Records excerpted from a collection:
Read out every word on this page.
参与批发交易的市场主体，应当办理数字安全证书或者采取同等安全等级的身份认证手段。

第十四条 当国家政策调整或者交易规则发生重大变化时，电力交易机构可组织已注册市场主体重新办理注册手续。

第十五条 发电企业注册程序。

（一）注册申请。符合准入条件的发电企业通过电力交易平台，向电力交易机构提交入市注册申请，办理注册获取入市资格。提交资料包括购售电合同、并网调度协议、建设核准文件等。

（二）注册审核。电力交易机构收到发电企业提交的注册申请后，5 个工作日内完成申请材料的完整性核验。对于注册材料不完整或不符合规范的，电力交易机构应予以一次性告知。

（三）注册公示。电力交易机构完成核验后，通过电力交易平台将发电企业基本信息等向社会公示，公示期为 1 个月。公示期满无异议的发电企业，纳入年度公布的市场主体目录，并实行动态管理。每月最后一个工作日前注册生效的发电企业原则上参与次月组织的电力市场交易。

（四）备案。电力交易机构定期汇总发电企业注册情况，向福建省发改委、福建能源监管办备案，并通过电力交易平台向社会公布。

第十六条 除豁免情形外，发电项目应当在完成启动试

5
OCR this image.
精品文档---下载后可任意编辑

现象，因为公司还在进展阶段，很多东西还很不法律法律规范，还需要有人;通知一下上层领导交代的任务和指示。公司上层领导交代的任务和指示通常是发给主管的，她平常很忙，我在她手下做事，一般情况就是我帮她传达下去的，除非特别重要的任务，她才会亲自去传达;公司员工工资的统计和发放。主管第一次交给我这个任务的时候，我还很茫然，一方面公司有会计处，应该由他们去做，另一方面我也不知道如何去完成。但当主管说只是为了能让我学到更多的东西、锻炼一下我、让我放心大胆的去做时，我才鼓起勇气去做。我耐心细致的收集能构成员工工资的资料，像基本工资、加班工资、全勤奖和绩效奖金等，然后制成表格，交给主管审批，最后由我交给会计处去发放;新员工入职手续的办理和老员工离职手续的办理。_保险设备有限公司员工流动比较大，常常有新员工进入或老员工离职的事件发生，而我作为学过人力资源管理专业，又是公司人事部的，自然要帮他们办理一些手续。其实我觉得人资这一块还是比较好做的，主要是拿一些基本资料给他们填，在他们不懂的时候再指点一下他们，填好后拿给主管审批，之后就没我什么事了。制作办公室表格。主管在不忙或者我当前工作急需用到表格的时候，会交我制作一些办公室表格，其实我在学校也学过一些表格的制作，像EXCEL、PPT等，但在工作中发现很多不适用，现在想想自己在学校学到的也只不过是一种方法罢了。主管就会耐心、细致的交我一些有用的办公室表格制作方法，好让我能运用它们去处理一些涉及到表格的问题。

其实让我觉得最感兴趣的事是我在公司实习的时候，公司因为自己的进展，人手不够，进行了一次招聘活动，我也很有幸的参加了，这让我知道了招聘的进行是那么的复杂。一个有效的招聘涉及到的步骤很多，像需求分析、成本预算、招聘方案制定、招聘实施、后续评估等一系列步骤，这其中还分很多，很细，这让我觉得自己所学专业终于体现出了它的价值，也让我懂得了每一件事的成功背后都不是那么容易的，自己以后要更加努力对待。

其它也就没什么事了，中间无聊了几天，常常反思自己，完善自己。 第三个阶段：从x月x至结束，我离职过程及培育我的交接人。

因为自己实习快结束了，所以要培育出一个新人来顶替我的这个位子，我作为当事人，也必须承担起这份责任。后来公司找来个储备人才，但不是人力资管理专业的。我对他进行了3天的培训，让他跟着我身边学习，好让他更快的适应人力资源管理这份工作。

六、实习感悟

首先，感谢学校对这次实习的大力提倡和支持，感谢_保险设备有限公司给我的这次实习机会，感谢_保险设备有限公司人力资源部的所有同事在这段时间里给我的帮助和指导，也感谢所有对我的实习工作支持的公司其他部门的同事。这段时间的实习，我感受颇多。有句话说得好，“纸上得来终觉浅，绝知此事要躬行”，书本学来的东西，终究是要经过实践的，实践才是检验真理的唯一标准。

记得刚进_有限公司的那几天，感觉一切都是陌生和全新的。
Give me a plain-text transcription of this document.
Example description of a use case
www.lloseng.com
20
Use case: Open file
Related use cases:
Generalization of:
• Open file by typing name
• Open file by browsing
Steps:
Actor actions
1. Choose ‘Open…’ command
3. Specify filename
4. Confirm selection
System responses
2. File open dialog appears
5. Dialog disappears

_WORK TO COMPLETE_. Every line above needs to be retyped exactly.

_TASK SOLUTION_.
Read out every word on this page.
参与批发交易的市场主体，应当办理数字安全证书或者采取同等安全等级的身份认证手段。

第十四条 当国家政策调整或者交易规则发生重大变化时，电力交易机构可组织已注册市场主体重新办理注册手续。

第十五条 发电企业注册程序。

（一）注册申请。符合准入条件的发电企业通过电力交易平台，向电力交易机构提交入市注册申请，办理注册获取入市资格。提交资料包括购售电合同、并网调度协议、建设核准文件等。

（二）注册审核。电力交易机构收到发电企业提交的注册申请后，5 个工作日内完成申请材料的完整性核验。对于注册材料不完整或不符合规范的，电力交易机构应予以一次性告知。

（三）注册公示。电力交易机构完成核验后，通过电力交易平台将发电企业基本信息等向社会公示，公示期为 1 个月。公示期满无异议的发电企业，纳入年度公布的市场主体目录，并实行动态管理。每月最后一个工作日前注册生效的发电企业原则上参与次月组织的电力市场交易。

（四）备案。电力交易机构定期汇总发电企业注册情况，向福建省发改委、福建能源监管办备案，并通过电力交易平台向社会公布。

第十六条 除豁免情形外，发电项目应当在完成启动试

5
OCR this image.
精品文档---下载后可任意编辑

现象，因为公司还在进展阶段，很多东西还很不法律法律规范，还需要有人;通知一下上层领导交代的任务和指示。公司上层领导交代的任务和指示通常是发给主管的，她平常很忙，我在她手下做事，一般情况就是我帮她传达下去的，除非特别重要的任务，她才会亲自去传达;公司员工工资的统计和发放。主管第一次交给我这个任务的时候，我还很茫然，一方面公司有会计处，应该由他们去做，另一方面我也不知道如何去完成。但当主管说只是为了能让我学到更多的东西、锻炼一下我、让我放心大胆的去做时，我才鼓起勇气去做。我耐心细致的收集能构成员工工资的资料，像基本工资、加班工资、全勤奖和绩效奖金等，然后制成表格，交给主管审批，最后由我交给会计处去发放;新员工入职手续的办理和老员工离职手续的办理。_保险设备有限公司员工流动比较大，常常有新员工进入或老员工离职的事件发生，而我作为学过人力资源管理专业，又是公司人事部的，自然要帮他们办理一些手续。其实我觉得人资这一块还是比较好做的，主要是拿一些基本资料给他们填，在他们不懂的时候再指点一下他们，填好后拿给主管审批，之后就没我什么事了。制作办公室表格。主管在不忙或者我当前工作急需用到表格的时候，会交我制作一些办公室表格，其实我在学校也学过一些表格的制作，像EXCEL、PPT等，但在工作中发现很多不适用，现在想想自己在学校学到的也只不过是一种方法罢了。主管就会耐心、细致的交我一些有用的办公室表格制作方法，好让我能运用它们去处理一些涉及到表格的问题。

其实让我觉得最感兴趣的事是我在公司实习的时候，公司因为自己的进展，人手不够，进行了一次招聘活动，我也很有幸的参加了，这让我知道了招聘的进行是那么的复杂。一个有效的招聘涉及到的步骤很多，像需求分析、成本预算、招聘方案制定、招聘实施、后续评估等一系列步骤，这其中还分很多，很细，这让我觉得自己所学专业终于体现出了它的价值，也让我懂得了每一件事的成功背后都不是那么容易的，自己以后要更加努力对待。

其它也就没什么事了，中间无聊了几天，常常反思自己，完善自己。 第三个阶段：从x月x至结束，我离职过程及培育我的交接人。

因为自己实习快结束了，所以要培育出一个新人来顶替我的这个位子，我作为当事人，也必须承担起这份责任。后来公司找来个储备人才，但不是人力资管理专业的。我对他进行了3天的培训，让他跟着我身边学习，好让他更快的适应人力资源管理这份工作。

六、实习感悟

首先，感谢学校对这次实习的大力提倡和支持，感谢_保险设备有限公司给我的这次实习机会，感谢_保险设备有限公司人力资源部的所有同事在这段时间里给我的帮助和指导，也感谢所有对我的实习工作支持的公司其他部门的同事。这段时间的实习，我感受颇多。有句话说得好，“纸上得来终觉浅，绝知此事要躬行”，书本学来的东西，终究是要经过实践的，实践才是检验真理的唯一标准。

记得刚进_有限公司的那几天，感觉一切都是陌生和全新的。
Give me a plain-text transcription of this document.
Example description of a use case
www.lloseng.com
20
Use case: Open file
Related use cases:
Generalization of:
• Open file by typing name
• Open file by browsing
Steps:
Actor actions
1. Choose ‘Open…’ command
3. Specify filename
4. Confirm selection
System responses
2. File open dialog appears
5. Dialog disappears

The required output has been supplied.